--- start ---

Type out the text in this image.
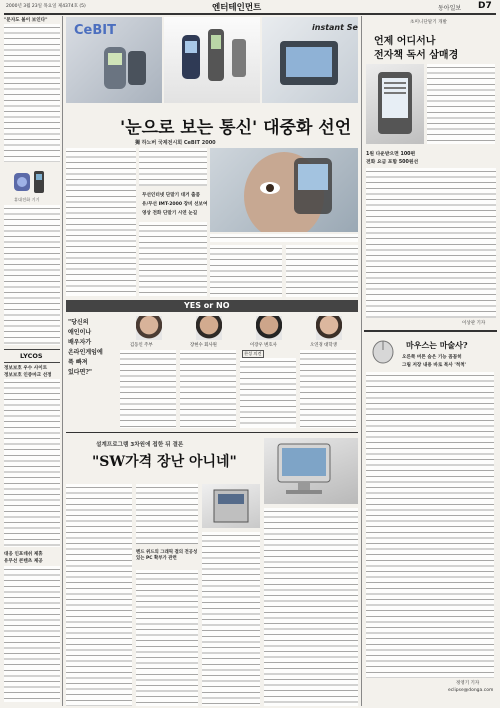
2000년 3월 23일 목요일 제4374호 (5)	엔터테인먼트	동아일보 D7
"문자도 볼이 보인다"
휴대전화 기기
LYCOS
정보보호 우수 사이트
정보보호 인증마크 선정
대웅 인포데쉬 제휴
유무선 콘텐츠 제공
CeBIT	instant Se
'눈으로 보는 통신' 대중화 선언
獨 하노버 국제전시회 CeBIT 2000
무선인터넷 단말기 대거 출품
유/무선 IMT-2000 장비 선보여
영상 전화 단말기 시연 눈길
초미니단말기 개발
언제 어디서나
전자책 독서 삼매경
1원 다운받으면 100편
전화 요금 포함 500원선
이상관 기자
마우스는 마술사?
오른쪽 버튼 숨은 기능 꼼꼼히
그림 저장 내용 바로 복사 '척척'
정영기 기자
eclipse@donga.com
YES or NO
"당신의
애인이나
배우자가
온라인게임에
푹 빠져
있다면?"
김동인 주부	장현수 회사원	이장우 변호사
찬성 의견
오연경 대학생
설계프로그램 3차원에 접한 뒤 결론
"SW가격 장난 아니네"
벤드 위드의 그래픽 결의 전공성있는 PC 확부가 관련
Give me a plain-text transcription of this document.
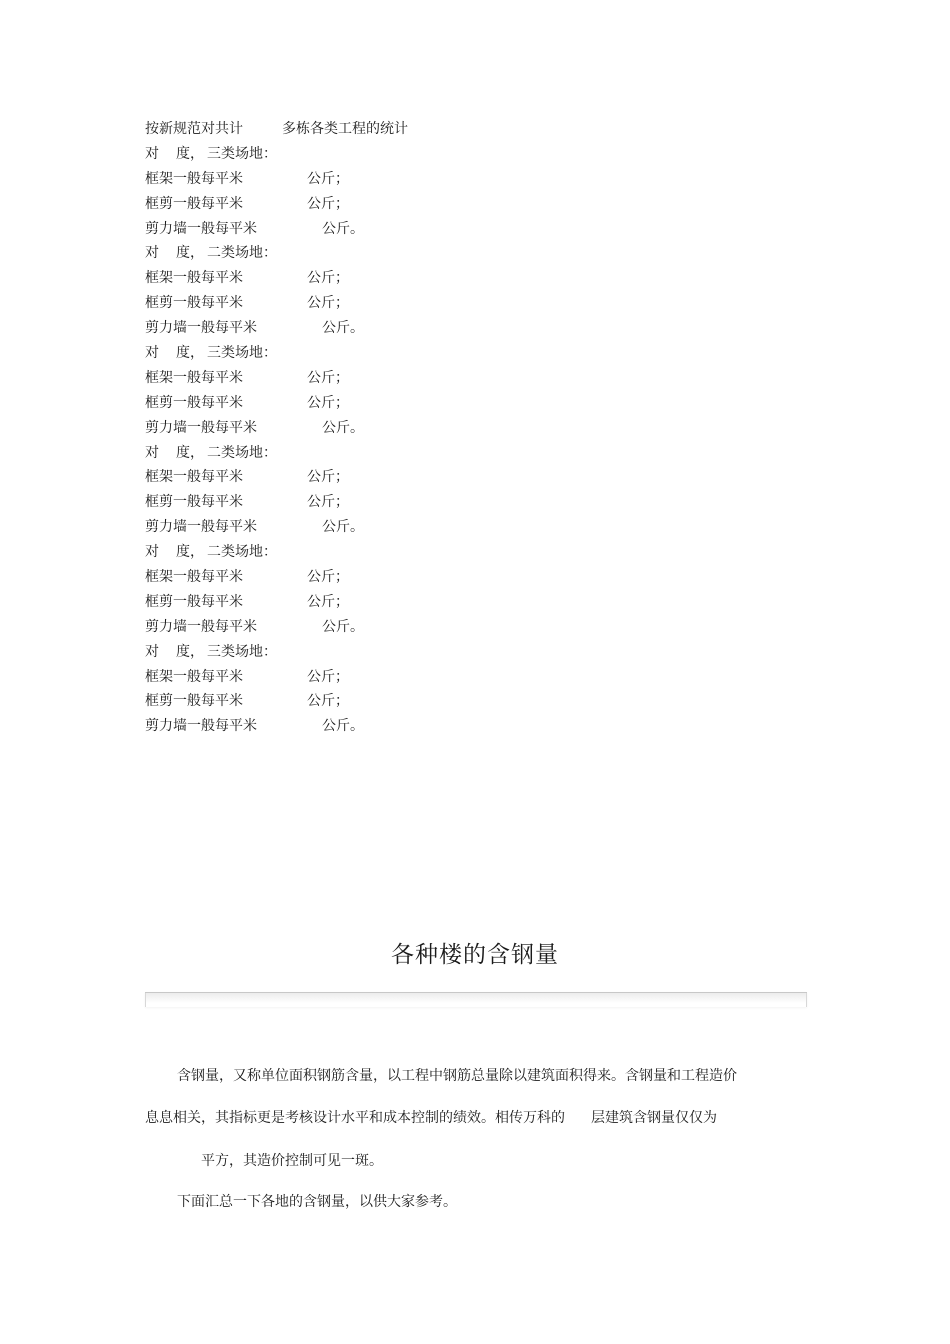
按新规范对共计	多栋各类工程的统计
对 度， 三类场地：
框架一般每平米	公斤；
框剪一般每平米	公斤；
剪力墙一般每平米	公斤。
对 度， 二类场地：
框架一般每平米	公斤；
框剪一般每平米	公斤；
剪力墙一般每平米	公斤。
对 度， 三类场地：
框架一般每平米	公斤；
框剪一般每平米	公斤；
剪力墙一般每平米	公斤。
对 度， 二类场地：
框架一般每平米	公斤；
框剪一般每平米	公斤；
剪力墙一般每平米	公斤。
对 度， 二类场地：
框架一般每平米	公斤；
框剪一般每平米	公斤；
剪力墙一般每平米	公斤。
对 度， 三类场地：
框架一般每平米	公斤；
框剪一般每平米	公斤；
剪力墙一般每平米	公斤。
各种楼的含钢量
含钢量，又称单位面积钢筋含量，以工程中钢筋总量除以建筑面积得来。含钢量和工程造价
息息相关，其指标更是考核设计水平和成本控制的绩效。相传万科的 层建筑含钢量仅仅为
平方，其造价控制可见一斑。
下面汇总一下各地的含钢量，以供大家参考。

--- end ---

→ **EXERCISE PROMPT**
Leave out the pictures and return every record word for word.

→ **RESPONSE FOR THIS EXERCISE**
Type out the text in this image.
2000년 3월 23일 목요일 제4374호 (5)	엔터테인먼트	동아일보 D7
"문자도 볼이 보인다"
휴대전화 기기
LYCOS
정보보호 우수 사이트
정보보호 인증마크 선정
대웅 인포데쉬 제휴
유무선 콘텐츠 제공
CeBIT	instant Se
'눈으로 보는 통신' 대중화 선언
獨 하노버 국제전시회 CeBIT 2000
무선인터넷 단말기 대거 출품
유/무선 IMT-2000 장비 선보여
영상 전화 단말기 시연 눈길
초미니단말기 개발
언제 어디서나
전자책 독서 삼매경
1원 다운받으면 100편
전화 요금 포함 500원선
이상관 기자
마우스는 마술사?
오른쪽 버튼 숨은 기능 꼼꼼히
그림 저장 내용 바로 복사 '척척'
정영기 기자
eclipse@donga.com
YES or NO
"당신의
애인이나
배우자가
온라인게임에
푹 빠져
있다면?"
김동인 주부	장현수 회사원	이장우 변호사
찬성 의견
오연경 대학생
설계프로그램 3차원에 접한 뒤 결론
"SW가격 장난 아니네"
벤드 위드의 그래픽 결의 전공성있는 PC 확부가 관련
Give me a plain-text transcription of this document.
按新规范对共计	多栋各类工程的统计
对 度， 三类场地：
框架一般每平米	公斤；
框剪一般每平米	公斤；
剪力墙一般每平米	公斤。
对 度， 二类场地：
框架一般每平米	公斤；
框剪一般每平米	公斤；
剪力墙一般每平米	公斤。
对 度， 三类场地：
框架一般每平米	公斤；
框剪一般每平米	公斤；
剪力墙一般每平米	公斤。
对 度， 二类场地：
框架一般每平米	公斤；
框剪一般每平米	公斤；
剪力墙一般每平米	公斤。
对 度， 二类场地：
框架一般每平米	公斤；
框剪一般每平米	公斤；
剪力墙一般每平米	公斤。
对 度， 三类场地：
框架一般每平米	公斤；
框剪一般每平米	公斤；
剪力墙一般每平米	公斤。
各种楼的含钢量
含钢量，又称单位面积钢筋含量，以工程中钢筋总量除以建筑面积得来。含钢量和工程造价
息息相关，其指标更是考核设计水平和成本控制的绩效。相传万科的 层建筑含钢量仅仅为
平方，其造价控制可见一斑。
下面汇总一下各地的含钢量，以供大家参考。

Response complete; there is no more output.